WHAT IS ASKED> Locate all lines with the word "selected". Copy them.

########

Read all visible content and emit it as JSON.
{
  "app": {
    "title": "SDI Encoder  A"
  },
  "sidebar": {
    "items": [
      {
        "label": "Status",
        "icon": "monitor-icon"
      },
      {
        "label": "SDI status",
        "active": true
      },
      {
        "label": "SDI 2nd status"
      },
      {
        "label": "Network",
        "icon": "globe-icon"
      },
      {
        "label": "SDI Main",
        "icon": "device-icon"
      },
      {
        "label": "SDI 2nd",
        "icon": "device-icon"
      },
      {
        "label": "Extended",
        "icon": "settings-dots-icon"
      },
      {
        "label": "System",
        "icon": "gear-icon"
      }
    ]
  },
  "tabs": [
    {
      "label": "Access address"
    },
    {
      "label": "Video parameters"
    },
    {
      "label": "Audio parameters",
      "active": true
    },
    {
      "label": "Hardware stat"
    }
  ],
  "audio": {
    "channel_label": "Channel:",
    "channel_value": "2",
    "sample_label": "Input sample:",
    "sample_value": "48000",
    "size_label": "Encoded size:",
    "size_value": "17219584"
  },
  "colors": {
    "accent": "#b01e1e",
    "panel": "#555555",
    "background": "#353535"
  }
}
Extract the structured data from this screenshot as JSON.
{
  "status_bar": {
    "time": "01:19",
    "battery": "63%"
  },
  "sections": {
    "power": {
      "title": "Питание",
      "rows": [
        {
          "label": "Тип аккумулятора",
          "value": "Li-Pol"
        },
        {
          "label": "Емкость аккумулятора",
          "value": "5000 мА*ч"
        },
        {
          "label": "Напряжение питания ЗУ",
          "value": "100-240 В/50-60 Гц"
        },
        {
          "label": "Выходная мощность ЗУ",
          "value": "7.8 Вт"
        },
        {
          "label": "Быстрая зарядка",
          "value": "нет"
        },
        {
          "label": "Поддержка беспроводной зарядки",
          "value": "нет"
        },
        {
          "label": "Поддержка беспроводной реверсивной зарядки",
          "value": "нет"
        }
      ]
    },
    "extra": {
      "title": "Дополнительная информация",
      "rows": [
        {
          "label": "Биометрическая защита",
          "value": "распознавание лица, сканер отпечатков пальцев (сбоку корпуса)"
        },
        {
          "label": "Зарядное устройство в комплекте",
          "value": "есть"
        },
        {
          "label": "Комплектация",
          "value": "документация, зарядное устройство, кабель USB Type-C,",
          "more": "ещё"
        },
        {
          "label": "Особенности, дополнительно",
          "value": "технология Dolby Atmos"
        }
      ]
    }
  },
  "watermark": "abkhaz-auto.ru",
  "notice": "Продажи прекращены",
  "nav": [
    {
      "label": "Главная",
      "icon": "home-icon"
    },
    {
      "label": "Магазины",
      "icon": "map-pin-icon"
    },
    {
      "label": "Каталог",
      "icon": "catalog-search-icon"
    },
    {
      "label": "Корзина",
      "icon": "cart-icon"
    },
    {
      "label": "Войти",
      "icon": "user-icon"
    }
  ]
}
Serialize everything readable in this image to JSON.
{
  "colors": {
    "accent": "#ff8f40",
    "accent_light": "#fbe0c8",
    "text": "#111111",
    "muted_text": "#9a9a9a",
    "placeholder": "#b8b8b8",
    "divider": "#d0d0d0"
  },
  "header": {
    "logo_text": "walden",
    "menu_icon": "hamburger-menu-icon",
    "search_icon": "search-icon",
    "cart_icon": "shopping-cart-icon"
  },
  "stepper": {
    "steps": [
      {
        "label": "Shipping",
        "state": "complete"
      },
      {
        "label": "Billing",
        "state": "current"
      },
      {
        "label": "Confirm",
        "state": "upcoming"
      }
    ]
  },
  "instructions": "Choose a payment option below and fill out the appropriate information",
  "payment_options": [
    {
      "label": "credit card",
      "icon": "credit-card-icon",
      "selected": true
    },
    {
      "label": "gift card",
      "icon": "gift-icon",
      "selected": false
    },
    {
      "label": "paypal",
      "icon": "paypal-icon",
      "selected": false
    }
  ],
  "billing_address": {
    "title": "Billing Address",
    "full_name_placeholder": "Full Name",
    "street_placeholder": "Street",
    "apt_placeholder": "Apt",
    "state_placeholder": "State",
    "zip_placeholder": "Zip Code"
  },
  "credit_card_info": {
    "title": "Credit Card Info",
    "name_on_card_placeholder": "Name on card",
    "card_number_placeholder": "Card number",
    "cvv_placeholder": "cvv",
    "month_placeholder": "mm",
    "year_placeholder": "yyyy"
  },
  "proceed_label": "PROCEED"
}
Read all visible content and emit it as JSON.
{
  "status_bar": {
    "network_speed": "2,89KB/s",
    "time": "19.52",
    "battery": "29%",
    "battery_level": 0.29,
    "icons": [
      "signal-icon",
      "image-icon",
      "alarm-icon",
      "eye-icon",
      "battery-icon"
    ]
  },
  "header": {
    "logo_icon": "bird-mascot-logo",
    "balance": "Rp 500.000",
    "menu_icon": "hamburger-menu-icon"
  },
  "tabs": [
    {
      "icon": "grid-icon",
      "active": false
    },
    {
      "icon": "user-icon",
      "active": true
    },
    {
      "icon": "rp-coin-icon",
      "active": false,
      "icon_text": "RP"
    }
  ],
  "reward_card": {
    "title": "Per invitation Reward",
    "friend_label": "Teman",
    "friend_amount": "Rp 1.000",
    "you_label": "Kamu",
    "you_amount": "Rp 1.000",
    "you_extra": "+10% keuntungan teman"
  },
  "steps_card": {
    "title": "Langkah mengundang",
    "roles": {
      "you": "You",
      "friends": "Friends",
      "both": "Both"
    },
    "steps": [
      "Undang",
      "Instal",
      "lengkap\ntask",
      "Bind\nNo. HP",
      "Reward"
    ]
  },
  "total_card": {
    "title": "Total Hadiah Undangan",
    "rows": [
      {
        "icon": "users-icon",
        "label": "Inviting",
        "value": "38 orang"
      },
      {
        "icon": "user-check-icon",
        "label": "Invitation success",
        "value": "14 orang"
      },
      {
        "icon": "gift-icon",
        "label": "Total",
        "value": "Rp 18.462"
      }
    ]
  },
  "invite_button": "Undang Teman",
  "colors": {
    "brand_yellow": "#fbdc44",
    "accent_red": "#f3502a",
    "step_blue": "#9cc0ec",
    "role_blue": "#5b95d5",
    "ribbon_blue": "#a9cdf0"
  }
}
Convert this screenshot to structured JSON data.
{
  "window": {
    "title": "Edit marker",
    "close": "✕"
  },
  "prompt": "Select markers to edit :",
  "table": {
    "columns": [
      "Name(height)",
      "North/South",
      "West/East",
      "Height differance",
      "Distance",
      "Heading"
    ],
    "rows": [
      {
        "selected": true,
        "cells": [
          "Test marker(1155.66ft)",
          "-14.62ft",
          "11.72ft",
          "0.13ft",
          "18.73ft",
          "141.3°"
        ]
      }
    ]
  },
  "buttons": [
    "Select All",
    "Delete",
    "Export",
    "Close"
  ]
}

########

EXERCISE SOLUTION>
      "selected": true
      "selected": false
      "selected": false
        "selected": true,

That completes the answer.